_WHAT THE EXERCISE ASKS:_ In the entries below, count every line containing "Isaksen". Return the number and nothing else.

_RAW RECORDS:_
:::::

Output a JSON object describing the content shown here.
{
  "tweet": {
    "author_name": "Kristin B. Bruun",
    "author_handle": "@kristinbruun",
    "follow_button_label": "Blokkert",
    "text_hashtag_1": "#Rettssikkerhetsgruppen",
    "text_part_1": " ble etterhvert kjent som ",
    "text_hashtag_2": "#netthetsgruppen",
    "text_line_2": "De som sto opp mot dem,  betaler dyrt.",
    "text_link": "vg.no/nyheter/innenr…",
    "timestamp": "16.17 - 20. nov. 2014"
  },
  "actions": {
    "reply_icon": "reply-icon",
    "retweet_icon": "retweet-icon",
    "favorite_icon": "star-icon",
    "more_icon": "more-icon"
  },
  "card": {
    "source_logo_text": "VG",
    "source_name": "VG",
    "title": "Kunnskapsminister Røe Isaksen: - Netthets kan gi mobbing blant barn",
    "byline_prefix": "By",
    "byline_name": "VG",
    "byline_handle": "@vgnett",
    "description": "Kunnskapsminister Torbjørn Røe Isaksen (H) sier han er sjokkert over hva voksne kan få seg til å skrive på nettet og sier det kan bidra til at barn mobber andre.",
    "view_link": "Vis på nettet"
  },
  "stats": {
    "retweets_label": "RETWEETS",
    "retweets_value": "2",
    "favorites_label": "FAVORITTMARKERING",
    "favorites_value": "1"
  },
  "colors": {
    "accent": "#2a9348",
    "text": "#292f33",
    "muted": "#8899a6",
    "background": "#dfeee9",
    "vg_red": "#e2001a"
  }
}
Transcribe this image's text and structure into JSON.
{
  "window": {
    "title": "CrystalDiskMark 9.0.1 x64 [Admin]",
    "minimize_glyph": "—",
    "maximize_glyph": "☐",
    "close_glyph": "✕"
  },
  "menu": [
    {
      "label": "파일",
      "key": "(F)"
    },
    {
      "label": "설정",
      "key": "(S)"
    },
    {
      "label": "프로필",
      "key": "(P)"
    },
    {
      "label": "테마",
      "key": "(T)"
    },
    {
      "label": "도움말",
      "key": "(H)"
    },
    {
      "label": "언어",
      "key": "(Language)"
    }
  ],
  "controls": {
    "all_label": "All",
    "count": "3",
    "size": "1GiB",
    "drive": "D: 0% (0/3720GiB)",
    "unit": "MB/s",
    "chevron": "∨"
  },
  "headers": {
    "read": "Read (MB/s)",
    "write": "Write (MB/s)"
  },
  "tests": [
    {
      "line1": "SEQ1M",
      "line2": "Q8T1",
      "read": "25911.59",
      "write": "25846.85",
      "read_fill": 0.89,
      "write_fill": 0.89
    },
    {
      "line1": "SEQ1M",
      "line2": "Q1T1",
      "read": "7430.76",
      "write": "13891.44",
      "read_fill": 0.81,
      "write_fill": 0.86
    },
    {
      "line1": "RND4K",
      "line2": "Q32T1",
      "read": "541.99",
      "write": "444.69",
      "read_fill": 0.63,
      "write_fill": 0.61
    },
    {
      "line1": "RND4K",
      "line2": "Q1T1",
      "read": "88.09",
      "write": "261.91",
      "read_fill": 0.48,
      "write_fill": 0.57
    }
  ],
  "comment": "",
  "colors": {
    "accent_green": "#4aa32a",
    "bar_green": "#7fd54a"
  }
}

:::::

_TASK ANSWER:_ 2